Task objective
Pick out each line containing the string "name".

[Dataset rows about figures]
========================

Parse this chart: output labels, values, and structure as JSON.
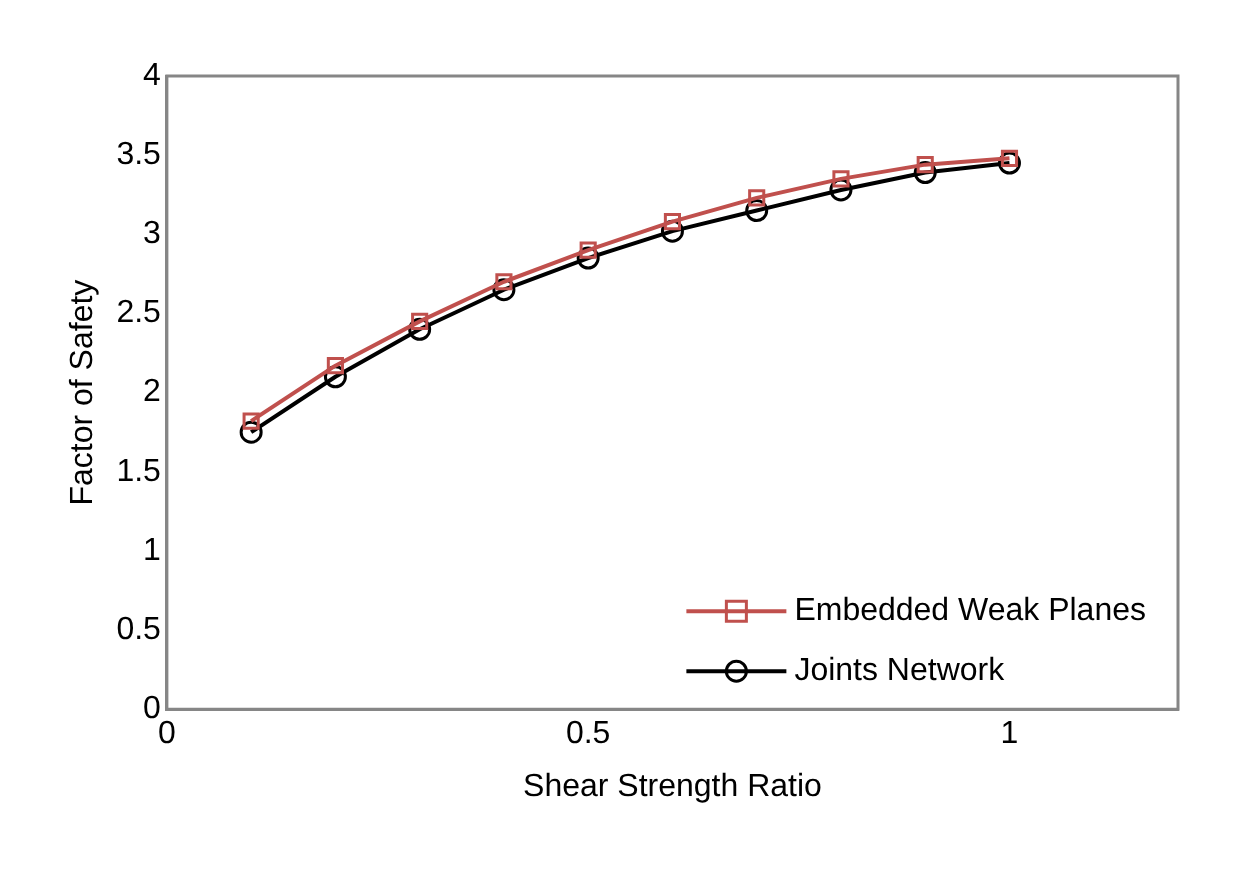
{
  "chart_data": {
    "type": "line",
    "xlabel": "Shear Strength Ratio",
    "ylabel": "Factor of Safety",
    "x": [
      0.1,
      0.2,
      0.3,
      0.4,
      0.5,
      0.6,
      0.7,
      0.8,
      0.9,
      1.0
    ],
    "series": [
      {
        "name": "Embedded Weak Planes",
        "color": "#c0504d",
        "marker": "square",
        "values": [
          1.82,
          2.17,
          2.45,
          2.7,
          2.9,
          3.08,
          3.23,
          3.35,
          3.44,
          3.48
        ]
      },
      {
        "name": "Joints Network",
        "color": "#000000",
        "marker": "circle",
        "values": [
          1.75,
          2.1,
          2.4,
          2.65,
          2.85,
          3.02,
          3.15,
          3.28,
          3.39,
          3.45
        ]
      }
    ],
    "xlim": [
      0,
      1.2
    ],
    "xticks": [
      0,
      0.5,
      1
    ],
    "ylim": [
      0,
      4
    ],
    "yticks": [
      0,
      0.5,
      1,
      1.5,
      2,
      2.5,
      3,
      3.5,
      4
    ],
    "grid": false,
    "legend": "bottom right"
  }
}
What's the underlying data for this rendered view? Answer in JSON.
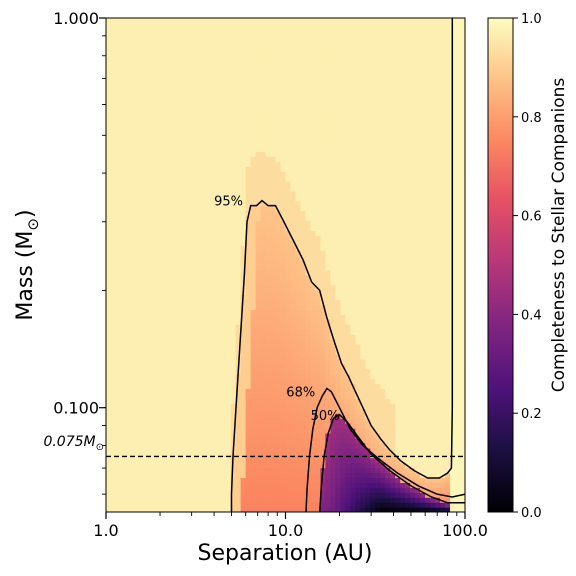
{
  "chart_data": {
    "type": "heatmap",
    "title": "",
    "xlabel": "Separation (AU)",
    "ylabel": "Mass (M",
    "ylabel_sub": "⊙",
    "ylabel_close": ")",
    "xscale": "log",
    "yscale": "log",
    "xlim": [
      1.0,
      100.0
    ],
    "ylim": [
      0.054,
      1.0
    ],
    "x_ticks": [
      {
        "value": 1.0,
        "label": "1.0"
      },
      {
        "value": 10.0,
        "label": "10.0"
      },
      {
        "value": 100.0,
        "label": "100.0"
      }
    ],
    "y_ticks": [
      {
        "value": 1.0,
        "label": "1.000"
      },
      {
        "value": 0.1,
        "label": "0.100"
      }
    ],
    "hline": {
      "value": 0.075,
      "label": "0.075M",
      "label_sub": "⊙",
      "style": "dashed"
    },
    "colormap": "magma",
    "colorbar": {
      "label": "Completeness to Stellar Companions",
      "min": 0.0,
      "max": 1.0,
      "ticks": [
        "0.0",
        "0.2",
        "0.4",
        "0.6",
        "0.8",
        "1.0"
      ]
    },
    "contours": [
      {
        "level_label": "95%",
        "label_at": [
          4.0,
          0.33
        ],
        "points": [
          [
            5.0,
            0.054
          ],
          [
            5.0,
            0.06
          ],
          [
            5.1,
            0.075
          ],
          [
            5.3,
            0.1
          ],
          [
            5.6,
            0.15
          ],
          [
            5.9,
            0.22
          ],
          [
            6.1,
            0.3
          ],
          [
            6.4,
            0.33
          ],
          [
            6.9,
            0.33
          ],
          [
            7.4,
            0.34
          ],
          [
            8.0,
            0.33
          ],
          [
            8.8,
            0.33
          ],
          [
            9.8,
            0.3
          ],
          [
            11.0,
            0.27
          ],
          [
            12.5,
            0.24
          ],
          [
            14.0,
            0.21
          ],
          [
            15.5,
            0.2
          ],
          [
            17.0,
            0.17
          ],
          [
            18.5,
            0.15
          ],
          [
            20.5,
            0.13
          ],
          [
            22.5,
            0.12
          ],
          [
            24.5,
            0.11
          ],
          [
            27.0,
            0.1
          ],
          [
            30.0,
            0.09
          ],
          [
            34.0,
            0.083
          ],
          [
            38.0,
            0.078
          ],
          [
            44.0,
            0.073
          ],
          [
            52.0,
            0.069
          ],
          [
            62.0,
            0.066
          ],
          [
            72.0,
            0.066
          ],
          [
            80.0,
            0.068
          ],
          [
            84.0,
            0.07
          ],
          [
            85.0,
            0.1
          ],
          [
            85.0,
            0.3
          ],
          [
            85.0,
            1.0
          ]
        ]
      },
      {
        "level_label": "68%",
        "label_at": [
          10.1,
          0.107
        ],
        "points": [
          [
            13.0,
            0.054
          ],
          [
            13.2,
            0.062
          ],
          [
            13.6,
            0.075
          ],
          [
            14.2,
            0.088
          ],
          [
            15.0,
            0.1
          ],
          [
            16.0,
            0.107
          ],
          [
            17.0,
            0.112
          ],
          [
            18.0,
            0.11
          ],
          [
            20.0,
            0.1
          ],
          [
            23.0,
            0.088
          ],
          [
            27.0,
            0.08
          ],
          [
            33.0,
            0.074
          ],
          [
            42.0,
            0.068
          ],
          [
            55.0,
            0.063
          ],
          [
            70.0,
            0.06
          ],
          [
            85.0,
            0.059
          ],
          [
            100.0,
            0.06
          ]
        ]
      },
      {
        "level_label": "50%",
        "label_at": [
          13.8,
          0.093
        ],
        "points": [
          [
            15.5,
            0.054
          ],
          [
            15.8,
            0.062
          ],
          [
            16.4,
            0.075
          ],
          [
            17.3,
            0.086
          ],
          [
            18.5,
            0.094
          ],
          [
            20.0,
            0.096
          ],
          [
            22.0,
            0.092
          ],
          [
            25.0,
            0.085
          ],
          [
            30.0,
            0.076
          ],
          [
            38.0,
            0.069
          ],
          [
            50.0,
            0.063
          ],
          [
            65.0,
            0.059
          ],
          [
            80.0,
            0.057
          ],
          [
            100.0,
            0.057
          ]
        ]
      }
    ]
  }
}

========================

Reply to the task
        "name": "Embedded Weak Planes",
        "name": "Joints Network",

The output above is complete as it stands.